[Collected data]
(begin)

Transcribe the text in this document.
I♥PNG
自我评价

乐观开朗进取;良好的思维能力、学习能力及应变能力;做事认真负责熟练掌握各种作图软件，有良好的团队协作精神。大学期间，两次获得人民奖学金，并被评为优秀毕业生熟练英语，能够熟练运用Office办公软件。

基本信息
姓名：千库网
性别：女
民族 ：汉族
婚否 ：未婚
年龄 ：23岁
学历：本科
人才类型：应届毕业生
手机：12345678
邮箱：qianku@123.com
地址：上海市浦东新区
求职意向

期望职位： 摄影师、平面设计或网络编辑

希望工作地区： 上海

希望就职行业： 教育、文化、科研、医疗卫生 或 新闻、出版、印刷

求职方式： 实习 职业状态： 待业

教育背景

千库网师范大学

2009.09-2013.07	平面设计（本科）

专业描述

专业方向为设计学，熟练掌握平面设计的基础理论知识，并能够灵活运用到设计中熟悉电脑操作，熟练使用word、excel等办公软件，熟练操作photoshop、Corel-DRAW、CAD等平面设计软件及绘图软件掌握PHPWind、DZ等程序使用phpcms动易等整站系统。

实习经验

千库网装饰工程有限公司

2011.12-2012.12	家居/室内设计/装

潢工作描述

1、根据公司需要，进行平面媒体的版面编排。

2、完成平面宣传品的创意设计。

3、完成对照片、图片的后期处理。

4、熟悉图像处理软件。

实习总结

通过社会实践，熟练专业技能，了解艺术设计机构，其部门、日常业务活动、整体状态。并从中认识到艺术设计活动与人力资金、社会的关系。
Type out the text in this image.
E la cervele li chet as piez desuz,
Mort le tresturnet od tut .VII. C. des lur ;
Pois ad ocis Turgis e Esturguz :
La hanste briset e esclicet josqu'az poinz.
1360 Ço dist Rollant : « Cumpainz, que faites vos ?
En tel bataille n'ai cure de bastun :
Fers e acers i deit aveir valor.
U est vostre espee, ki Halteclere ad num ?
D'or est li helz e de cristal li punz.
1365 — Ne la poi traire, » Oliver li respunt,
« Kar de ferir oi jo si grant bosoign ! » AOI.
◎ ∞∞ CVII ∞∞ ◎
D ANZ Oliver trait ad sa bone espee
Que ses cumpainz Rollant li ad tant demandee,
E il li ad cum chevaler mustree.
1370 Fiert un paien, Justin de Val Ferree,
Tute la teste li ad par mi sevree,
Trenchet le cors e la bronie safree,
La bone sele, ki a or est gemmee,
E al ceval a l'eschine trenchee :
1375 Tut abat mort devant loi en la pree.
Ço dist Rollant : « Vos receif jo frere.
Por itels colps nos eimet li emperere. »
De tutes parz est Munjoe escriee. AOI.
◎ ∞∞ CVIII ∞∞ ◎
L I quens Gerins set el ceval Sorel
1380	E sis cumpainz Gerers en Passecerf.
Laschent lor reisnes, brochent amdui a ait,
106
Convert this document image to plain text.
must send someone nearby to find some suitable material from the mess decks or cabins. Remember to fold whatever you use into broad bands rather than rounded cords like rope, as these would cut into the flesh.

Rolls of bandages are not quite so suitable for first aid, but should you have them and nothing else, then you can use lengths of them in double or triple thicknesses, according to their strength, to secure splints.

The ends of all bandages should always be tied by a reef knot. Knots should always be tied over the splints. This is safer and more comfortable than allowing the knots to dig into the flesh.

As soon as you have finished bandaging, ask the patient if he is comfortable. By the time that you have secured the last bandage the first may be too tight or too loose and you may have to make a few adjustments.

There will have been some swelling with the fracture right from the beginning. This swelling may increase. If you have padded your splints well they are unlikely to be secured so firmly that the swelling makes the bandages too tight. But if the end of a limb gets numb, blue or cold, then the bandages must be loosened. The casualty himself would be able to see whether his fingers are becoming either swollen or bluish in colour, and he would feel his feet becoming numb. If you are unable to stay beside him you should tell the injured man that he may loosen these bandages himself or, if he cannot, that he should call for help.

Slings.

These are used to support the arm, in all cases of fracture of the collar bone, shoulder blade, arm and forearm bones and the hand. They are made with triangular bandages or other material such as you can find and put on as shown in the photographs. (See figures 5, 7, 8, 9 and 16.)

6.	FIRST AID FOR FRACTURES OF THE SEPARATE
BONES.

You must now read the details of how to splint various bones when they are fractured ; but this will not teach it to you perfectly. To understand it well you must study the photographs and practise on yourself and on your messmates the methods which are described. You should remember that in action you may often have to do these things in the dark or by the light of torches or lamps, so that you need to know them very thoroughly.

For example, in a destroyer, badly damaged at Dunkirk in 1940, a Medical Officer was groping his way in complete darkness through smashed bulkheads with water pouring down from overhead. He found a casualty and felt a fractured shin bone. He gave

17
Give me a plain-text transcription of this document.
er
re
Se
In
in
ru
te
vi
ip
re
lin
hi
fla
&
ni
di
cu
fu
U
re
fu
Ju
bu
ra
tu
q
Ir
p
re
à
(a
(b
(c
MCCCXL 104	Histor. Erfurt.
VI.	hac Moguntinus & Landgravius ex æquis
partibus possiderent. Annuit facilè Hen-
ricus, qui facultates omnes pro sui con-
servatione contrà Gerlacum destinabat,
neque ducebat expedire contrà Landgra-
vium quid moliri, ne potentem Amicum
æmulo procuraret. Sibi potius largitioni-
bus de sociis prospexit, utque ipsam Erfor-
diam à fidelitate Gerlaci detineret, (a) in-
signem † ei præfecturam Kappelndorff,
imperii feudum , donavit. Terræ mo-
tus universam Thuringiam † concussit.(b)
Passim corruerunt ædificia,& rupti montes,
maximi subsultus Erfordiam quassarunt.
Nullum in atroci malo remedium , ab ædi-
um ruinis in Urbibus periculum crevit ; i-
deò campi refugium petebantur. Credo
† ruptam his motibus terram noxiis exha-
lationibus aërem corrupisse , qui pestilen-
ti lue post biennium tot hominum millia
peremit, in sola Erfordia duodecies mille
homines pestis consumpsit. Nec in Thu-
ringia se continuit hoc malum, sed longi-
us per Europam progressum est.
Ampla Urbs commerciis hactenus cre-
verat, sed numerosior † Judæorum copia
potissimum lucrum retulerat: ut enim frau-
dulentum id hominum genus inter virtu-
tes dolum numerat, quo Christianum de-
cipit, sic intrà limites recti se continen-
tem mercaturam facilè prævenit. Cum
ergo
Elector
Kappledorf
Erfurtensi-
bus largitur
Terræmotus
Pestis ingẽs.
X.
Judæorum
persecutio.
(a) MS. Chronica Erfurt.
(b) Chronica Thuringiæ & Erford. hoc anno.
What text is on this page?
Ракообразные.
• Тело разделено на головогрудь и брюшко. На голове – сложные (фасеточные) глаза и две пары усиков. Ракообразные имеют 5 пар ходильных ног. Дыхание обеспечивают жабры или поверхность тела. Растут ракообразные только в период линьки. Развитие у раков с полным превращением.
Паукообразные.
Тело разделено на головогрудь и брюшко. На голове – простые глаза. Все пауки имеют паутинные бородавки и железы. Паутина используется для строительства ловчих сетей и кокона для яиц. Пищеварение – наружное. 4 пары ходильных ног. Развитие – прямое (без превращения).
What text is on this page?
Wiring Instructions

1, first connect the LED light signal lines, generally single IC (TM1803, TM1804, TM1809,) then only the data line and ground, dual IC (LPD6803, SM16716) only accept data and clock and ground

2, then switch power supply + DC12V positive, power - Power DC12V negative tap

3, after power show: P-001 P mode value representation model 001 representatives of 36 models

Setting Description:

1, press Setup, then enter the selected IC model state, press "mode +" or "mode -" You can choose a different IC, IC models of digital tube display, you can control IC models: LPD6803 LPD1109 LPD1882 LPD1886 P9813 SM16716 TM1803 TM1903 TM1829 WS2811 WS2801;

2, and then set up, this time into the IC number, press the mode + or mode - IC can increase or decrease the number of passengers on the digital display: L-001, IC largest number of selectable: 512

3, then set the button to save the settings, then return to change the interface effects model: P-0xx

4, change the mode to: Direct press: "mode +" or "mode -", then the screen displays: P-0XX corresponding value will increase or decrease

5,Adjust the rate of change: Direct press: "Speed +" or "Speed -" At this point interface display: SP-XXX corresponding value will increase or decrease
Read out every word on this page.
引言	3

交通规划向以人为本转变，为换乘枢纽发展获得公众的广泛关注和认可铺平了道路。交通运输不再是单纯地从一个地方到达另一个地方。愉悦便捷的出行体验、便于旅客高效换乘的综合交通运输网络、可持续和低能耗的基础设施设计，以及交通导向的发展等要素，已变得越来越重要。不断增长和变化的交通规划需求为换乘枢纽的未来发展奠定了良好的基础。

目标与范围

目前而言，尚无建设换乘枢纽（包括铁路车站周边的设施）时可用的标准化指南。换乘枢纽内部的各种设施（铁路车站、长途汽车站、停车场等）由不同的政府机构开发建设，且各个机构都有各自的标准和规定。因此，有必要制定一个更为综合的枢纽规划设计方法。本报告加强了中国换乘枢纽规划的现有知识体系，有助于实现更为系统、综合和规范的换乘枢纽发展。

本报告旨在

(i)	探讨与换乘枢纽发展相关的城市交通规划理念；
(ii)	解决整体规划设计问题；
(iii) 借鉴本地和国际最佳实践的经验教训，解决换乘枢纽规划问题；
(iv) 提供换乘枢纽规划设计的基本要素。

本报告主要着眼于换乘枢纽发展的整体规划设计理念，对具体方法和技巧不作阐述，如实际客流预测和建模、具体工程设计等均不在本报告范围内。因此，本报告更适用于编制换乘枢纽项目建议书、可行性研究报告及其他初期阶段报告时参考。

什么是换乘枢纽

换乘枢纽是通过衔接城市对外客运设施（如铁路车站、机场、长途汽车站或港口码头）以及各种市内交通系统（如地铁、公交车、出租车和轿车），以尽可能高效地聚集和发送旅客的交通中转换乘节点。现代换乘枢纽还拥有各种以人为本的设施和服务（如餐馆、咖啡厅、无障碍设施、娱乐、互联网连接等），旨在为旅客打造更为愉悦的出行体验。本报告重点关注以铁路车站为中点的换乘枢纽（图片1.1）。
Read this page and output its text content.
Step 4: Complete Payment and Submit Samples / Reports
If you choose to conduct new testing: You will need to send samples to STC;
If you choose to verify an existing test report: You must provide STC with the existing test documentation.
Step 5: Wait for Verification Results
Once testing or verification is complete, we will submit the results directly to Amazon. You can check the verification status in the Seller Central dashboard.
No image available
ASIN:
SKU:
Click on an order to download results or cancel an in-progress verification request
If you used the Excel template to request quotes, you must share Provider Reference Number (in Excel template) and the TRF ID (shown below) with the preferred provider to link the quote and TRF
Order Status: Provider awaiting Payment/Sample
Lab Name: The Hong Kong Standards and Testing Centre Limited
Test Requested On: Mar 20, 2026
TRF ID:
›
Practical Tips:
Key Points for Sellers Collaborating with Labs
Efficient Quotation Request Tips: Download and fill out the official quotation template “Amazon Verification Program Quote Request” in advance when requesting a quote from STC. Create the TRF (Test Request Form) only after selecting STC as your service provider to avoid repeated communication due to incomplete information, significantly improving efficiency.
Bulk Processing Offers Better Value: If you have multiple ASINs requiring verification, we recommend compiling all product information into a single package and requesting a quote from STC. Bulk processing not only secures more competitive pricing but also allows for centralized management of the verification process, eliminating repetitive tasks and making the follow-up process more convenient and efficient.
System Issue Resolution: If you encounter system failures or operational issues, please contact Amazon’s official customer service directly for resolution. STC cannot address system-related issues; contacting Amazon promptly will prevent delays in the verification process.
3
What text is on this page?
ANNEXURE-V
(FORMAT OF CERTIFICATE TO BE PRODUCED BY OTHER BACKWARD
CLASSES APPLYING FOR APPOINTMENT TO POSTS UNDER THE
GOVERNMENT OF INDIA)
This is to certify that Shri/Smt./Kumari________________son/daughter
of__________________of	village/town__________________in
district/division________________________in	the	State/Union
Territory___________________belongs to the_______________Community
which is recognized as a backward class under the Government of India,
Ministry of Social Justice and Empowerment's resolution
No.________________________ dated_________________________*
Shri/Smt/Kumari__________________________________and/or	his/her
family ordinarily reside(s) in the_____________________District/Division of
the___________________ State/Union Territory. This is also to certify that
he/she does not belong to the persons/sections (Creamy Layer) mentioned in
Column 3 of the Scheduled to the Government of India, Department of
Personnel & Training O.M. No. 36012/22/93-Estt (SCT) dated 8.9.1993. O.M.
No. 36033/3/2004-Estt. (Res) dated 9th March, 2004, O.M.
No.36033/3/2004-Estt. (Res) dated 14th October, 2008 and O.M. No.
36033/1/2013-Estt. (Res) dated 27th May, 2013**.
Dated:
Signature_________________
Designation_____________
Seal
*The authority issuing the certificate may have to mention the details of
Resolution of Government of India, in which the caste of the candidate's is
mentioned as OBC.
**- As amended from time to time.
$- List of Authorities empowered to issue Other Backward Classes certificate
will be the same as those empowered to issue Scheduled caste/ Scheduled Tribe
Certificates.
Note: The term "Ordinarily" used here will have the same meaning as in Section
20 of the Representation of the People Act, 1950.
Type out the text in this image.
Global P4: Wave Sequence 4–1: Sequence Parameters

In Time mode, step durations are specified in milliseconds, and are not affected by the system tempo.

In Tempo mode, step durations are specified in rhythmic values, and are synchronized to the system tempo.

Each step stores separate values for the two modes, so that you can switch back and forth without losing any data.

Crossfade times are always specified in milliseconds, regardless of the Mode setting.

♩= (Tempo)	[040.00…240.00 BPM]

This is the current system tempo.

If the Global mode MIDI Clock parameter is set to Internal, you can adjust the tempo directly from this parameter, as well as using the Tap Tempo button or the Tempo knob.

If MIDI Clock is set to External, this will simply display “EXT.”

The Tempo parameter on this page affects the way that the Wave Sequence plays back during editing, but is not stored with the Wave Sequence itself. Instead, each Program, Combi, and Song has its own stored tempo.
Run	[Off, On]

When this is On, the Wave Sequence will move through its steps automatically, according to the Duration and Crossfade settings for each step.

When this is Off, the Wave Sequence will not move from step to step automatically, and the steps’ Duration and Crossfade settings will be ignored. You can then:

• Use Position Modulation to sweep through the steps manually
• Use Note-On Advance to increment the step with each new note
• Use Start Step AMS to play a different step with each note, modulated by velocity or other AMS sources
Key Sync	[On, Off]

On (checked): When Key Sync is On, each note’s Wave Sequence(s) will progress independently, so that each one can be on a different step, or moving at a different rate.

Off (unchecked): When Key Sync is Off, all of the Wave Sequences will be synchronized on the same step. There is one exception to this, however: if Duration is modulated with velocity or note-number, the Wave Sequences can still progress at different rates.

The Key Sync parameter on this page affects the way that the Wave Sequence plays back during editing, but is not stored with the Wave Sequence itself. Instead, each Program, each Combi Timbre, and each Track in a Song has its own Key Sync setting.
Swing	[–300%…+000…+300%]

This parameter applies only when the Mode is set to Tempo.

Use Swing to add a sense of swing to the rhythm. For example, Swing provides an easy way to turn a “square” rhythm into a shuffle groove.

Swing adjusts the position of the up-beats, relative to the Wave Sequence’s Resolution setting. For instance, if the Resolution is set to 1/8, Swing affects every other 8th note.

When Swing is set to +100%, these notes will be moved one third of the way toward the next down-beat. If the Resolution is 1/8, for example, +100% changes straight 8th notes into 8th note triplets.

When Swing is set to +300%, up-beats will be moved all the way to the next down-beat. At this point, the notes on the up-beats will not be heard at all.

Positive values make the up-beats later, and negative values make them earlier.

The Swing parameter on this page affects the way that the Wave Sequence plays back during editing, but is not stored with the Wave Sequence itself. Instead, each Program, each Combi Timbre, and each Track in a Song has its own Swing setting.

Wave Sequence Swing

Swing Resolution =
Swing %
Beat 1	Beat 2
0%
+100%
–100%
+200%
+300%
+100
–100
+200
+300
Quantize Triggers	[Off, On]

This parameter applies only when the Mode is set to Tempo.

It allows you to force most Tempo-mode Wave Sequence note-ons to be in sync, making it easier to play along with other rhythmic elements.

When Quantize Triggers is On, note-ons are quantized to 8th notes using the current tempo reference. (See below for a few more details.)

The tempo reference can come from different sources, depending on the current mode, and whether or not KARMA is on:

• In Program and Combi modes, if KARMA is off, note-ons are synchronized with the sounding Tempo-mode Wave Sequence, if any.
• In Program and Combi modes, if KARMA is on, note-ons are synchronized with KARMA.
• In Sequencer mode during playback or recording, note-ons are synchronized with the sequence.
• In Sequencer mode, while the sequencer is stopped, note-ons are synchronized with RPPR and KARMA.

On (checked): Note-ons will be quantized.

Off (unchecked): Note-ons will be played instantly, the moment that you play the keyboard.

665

(end)

What you need to do:
In the entries above, find each line with the string "decrease" and copy it.

Task result:
2, and then set up, this time into the IC number, press the mode + or mode - IC can increase or decrease the number of passengers on the digital display: L-001, IC largest number of selectable: 512
4, change the mode to: Direct press: "mode +" or "mode -", then the screen displays: P-0XX corresponding value will increase or decrease
5,Adjust the rate of change: Direct press: "Speed +" or "Speed -" At this point interface display: SP-XXX corresponding value will increase or decrease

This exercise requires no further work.